Transcribe every line of the records verbatim.

● ● ● ●

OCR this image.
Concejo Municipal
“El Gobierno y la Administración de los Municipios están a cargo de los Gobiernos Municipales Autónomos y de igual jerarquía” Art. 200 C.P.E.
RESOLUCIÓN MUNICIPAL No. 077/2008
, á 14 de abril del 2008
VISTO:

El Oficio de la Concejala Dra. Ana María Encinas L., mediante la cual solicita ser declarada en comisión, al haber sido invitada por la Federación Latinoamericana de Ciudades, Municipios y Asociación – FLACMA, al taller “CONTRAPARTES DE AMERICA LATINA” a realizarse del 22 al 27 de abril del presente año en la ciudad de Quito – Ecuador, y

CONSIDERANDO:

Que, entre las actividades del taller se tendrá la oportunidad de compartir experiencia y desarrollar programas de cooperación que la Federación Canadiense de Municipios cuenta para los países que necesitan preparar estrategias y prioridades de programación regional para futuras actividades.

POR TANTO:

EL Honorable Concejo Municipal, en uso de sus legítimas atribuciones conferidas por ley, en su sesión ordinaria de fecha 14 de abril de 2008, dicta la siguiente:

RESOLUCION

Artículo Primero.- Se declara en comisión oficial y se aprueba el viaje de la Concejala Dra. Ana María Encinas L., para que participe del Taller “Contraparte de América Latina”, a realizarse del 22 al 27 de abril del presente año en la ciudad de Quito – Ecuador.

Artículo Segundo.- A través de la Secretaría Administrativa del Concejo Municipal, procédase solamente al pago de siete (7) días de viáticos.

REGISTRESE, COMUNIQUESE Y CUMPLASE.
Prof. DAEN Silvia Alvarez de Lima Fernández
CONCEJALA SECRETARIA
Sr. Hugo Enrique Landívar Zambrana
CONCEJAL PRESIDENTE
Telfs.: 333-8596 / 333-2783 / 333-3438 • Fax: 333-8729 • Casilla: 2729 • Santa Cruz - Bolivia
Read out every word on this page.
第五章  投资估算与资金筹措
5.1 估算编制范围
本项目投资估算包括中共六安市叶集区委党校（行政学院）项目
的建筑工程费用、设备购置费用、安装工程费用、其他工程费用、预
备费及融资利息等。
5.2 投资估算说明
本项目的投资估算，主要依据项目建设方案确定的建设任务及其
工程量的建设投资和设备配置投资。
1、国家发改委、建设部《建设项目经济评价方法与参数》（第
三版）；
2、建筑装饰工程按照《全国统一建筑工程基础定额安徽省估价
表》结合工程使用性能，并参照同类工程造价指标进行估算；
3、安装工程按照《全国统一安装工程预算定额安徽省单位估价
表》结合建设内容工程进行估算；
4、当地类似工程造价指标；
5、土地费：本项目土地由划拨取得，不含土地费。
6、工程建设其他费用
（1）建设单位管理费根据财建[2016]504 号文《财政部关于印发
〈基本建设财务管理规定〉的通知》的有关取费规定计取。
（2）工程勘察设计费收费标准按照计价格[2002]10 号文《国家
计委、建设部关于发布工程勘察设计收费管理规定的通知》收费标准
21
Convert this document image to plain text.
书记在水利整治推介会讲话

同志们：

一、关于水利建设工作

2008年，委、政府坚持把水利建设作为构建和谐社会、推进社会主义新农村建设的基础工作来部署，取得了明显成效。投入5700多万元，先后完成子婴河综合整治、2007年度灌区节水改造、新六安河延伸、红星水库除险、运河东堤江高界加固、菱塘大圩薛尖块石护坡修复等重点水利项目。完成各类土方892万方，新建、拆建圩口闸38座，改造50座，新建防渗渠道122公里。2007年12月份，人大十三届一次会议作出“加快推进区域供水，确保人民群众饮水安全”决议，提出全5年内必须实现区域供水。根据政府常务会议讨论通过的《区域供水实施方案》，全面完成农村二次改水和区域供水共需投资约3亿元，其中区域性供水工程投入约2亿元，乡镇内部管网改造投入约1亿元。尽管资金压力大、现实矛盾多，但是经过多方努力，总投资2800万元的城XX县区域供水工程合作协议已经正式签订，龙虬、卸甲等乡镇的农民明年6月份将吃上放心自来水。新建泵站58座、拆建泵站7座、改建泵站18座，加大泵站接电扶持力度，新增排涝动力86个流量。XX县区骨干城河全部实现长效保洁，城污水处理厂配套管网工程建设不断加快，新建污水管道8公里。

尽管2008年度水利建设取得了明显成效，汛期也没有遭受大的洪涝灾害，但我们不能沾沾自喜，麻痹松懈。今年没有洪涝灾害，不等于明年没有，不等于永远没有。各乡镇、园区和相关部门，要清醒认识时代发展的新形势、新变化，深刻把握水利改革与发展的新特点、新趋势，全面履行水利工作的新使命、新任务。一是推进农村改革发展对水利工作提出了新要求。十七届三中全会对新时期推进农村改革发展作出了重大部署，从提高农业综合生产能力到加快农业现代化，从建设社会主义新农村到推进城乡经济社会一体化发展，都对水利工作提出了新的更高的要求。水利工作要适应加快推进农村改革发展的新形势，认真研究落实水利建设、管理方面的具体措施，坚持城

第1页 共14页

● ● ● ●

## SOLVED EXERCISE:
OCR this image.
Concejo Municipal
“El Gobierno y la Administración de los Municipios están a cargo de los Gobiernos Municipales Autónomos y de igual jerarquía” Art. 200 C.P.E.
RESOLUCIÓN MUNICIPAL No. 077/2008
, á 14 de abril del 2008
VISTO:

El Oficio de la Concejala Dra. Ana María Encinas L., mediante la cual solicita ser declarada en comisión, al haber sido invitada por la Federación Latinoamericana de Ciudades, Municipios y Asociación – FLACMA, al taller “CONTRAPARTES DE AMERICA LATINA” a realizarse del 22 al 27 de abril del presente año en la ciudad de Quito – Ecuador, y

CONSIDERANDO:

Que, entre las actividades del taller se tendrá la oportunidad de compartir experiencia y desarrollar programas de cooperación que la Federación Canadiense de Municipios cuenta para los países que necesitan preparar estrategias y prioridades de programación regional para futuras actividades.

POR TANTO:

EL Honorable Concejo Municipal, en uso de sus legítimas atribuciones conferidas por ley, en su sesión ordinaria de fecha 14 de abril de 2008, dicta la siguiente:

RESOLUCION

Artículo Primero.- Se declara en comisión oficial y se aprueba el viaje de la Concejala Dra. Ana María Encinas L., para que participe del Taller “Contraparte de América Latina”, a realizarse del 22 al 27 de abril del presente año en la ciudad de Quito – Ecuador.

Artículo Segundo.- A través de la Secretaría Administrativa del Concejo Municipal, procédase solamente al pago de siete (7) días de viáticos.

REGISTRESE, COMUNIQUESE Y CUMPLASE.
Prof. DAEN Silvia Alvarez de Lima Fernández
CONCEJALA SECRETARIA
Sr. Hugo Enrique Landívar Zambrana
CONCEJAL PRESIDENTE
Telfs.: 333-8596 / 333-2783 / 333-3438 • Fax: 333-8729 • Casilla: 2729 • Santa Cruz - Bolivia
Read out every word on this page.
第五章  投资估算与资金筹措
5.1 估算编制范围
本项目投资估算包括中共六安市叶集区委党校（行政学院）项目
的建筑工程费用、设备购置费用、安装工程费用、其他工程费用、预
备费及融资利息等。
5.2 投资估算说明
本项目的投资估算，主要依据项目建设方案确定的建设任务及其
工程量的建设投资和设备配置投资。
1、国家发改委、建设部《建设项目经济评价方法与参数》（第
三版）；
2、建筑装饰工程按照《全国统一建筑工程基础定额安徽省估价
表》结合工程使用性能，并参照同类工程造价指标进行估算；
3、安装工程按照《全国统一安装工程预算定额安徽省单位估价
表》结合建设内容工程进行估算；
4、当地类似工程造价指标；
5、土地费：本项目土地由划拨取得，不含土地费。
6、工程建设其他费用
（1）建设单位管理费根据财建[2016]504 号文《财政部关于印发
〈基本建设财务管理规定〉的通知》的有关取费规定计取。
（2）工程勘察设计费收费标准按照计价格[2002]10 号文《国家
计委、建设部关于发布工程勘察设计收费管理规定的通知》收费标准
21
Convert this document image to plain text.
书记在水利整治推介会讲话

同志们：

一、关于水利建设工作

2008年，委、政府坚持把水利建设作为构建和谐社会、推进社会主义新农村建设的基础工作来部署，取得了明显成效。投入5700多万元，先后完成子婴河综合整治、2007年度灌区节水改造、新六安河延伸、红星水库除险、运河东堤江高界加固、菱塘大圩薛尖块石护坡修复等重点水利项目。完成各类土方892万方，新建、拆建圩口闸38座，改造50座，新建防渗渠道122公里。2007年12月份，人大十三届一次会议作出“加快推进区域供水，确保人民群众饮水安全”决议，提出全5年内必须实现区域供水。根据政府常务会议讨论通过的《区域供水实施方案》，全面完成农村二次改水和区域供水共需投资约3亿元，其中区域性供水工程投入约2亿元，乡镇内部管网改造投入约1亿元。尽管资金压力大、现实矛盾多，但是经过多方努力，总投资2800万元的城XX县区域供水工程合作协议已经正式签订，龙虬、卸甲等乡镇的农民明年6月份将吃上放心自来水。新建泵站58座、拆建泵站7座、改建泵站18座，加大泵站接电扶持力度，新增排涝动力86个流量。XX县区骨干城河全部实现长效保洁，城污水处理厂配套管网工程建设不断加快，新建污水管道8公里。

尽管2008年度水利建设取得了明显成效，汛期也没有遭受大的洪涝灾害，但我们不能沾沾自喜，麻痹松懈。今年没有洪涝灾害，不等于明年没有，不等于永远没有。各乡镇、园区和相关部门，要清醒认识时代发展的新形势、新变化，深刻把握水利改革与发展的新特点、新趋势，全面履行水利工作的新使命、新任务。一是推进农村改革发展对水利工作提出了新要求。十七届三中全会对新时期推进农村改革发展作出了重大部署，从提高农业综合生产能力到加快农业现代化，从建设社会主义新农村到推进城乡经济社会一体化发展，都对水利工作提出了新的更高的要求。水利工作要适应加快推进农村改革发展的新形势，认真研究落实水利建设、管理方面的具体措施，坚持城

第1页 共14页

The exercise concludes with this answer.